* _Problem_: Filter the data for lines with the word "INDUCTANCE", then copy every line so identified.
---------- Data supplied
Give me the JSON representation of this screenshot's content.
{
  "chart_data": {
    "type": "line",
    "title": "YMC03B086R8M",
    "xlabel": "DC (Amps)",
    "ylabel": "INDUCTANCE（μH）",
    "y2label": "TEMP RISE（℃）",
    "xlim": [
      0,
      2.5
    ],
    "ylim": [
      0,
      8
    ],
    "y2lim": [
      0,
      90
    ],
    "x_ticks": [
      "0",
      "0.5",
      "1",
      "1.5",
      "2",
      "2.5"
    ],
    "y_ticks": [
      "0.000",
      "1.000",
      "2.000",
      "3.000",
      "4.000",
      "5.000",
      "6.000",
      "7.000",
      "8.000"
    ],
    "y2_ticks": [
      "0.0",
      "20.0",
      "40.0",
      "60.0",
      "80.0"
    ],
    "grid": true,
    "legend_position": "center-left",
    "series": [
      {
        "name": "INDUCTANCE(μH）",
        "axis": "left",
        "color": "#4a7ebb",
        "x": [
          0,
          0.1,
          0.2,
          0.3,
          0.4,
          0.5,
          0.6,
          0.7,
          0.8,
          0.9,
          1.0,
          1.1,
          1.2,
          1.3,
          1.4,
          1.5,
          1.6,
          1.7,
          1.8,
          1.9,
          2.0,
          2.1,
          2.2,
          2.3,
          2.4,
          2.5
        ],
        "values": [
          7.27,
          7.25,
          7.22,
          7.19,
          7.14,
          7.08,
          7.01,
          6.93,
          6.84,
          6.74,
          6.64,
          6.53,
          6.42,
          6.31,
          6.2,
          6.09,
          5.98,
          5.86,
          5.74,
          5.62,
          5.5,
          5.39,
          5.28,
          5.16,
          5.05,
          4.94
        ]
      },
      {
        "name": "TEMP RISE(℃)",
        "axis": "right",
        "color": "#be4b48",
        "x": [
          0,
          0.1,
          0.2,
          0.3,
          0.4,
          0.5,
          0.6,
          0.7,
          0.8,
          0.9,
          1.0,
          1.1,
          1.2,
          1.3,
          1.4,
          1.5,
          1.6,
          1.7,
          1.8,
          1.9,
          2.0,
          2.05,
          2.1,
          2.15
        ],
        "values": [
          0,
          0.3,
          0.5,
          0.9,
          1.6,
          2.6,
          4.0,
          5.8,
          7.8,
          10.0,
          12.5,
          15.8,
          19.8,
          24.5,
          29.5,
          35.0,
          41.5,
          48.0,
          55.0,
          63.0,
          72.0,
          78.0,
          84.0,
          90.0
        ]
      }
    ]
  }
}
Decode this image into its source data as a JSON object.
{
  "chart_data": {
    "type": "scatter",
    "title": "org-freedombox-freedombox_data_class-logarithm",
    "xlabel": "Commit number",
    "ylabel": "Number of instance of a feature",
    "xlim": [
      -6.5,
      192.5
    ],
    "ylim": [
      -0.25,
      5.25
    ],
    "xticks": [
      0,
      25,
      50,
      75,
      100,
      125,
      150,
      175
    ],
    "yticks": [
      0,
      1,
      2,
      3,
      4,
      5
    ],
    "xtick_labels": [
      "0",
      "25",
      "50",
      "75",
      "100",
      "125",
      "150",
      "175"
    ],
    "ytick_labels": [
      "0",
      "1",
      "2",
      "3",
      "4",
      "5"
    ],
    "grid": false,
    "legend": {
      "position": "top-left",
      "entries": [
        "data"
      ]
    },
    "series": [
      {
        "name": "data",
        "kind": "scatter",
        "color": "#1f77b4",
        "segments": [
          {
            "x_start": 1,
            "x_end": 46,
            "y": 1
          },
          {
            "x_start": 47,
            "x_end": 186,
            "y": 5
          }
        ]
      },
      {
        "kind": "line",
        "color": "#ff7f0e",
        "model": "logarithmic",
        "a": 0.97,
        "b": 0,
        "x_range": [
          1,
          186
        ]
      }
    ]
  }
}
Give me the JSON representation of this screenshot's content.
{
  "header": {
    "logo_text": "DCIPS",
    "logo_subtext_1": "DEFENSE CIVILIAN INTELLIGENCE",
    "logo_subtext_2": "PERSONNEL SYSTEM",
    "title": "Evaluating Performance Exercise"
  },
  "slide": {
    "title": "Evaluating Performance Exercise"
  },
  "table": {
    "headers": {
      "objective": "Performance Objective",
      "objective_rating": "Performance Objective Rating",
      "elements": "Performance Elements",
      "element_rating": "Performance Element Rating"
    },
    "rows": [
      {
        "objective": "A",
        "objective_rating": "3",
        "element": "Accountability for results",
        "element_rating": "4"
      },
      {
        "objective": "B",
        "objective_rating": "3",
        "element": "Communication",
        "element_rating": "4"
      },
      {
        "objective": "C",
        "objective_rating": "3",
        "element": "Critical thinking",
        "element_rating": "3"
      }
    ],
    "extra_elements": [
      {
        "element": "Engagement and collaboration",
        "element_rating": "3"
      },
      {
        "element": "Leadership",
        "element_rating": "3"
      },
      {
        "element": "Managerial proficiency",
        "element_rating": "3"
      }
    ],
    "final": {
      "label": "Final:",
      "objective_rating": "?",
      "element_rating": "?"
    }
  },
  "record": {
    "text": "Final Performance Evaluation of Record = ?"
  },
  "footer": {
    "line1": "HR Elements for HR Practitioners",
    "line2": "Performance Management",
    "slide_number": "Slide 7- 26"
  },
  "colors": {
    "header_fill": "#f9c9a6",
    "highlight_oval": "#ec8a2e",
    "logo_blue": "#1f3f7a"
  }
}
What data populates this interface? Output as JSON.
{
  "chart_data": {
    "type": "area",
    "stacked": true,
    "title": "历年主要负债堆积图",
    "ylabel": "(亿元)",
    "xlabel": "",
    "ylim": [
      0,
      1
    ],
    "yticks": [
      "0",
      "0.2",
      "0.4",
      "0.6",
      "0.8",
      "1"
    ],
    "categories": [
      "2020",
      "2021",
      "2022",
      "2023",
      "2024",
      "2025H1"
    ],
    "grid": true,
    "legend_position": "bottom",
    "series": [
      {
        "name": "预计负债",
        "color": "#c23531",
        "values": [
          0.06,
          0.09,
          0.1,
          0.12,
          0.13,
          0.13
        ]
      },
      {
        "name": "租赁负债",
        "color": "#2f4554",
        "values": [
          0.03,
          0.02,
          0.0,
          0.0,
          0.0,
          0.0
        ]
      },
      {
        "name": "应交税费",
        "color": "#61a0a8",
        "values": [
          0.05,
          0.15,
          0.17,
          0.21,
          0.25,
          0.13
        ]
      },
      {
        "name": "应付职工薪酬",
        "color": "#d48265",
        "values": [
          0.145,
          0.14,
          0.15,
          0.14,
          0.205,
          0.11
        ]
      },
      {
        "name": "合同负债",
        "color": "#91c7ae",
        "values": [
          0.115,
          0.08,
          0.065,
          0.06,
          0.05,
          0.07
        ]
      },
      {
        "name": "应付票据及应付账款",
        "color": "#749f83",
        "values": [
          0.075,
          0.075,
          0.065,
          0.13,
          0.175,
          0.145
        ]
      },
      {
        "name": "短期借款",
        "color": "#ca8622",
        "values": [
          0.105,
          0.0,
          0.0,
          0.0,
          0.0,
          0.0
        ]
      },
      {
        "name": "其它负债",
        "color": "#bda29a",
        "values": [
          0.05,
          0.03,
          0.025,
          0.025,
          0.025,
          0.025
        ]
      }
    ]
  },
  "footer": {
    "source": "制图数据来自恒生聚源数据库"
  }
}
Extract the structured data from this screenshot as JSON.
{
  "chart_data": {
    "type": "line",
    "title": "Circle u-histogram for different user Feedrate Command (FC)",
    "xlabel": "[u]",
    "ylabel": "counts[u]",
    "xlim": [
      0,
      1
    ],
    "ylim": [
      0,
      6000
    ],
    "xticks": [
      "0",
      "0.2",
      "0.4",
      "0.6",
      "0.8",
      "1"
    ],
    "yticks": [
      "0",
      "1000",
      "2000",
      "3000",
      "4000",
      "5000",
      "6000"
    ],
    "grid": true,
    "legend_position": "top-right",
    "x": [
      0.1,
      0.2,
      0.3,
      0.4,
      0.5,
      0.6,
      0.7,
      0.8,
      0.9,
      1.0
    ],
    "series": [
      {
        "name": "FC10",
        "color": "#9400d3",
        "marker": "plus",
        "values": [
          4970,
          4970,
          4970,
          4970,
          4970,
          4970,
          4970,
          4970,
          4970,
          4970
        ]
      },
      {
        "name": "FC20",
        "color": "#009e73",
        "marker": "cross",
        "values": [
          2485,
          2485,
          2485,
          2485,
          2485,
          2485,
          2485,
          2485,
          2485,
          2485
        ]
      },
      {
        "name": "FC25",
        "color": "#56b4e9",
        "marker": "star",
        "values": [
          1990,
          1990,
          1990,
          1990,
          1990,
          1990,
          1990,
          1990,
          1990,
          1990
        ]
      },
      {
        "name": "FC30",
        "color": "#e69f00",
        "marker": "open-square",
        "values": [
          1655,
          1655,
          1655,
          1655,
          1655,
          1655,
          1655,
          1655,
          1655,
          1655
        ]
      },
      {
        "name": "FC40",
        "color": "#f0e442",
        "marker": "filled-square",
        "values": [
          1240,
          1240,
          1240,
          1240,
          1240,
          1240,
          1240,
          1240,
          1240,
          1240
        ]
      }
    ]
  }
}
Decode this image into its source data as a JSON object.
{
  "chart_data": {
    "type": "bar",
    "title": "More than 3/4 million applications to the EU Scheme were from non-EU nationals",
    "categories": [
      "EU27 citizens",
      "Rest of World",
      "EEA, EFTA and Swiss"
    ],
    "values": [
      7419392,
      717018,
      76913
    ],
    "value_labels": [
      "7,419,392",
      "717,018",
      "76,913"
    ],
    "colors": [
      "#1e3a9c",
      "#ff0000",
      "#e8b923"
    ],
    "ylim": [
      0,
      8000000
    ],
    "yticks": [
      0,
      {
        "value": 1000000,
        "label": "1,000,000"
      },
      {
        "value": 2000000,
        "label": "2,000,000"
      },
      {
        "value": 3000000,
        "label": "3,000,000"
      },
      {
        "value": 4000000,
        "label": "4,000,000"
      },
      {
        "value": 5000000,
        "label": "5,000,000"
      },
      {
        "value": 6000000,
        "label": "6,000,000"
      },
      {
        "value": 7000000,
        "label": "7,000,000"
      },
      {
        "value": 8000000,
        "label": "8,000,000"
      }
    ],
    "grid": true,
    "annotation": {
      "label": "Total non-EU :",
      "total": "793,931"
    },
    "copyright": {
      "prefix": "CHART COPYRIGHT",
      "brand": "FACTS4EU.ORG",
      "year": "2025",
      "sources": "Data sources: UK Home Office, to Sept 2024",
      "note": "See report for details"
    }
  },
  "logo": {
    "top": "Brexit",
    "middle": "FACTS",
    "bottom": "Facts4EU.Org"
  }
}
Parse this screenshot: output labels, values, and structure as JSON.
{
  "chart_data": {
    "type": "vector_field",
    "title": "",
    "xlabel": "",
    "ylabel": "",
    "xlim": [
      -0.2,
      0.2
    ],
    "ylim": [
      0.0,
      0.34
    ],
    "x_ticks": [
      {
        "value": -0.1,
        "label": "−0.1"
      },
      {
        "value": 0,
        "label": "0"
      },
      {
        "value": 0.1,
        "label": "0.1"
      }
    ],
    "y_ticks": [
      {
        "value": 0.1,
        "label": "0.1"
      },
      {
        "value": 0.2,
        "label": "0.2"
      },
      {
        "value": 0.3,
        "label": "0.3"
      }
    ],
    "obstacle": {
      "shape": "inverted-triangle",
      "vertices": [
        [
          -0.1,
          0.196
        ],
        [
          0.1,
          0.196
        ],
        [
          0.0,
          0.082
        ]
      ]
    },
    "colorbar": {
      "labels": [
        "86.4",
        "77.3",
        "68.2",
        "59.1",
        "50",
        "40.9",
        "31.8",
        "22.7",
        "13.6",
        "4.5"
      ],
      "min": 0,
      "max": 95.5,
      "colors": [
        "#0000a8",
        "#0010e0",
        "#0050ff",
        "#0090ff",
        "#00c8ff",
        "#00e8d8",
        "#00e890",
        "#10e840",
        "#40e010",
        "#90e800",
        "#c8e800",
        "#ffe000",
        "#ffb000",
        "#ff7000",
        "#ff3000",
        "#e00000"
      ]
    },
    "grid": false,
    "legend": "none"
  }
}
--------------------
* _Answer to the task_:
    "ylabel": "INDUCTANCE（μH）",
        "name": "INDUCTANCE(μH）",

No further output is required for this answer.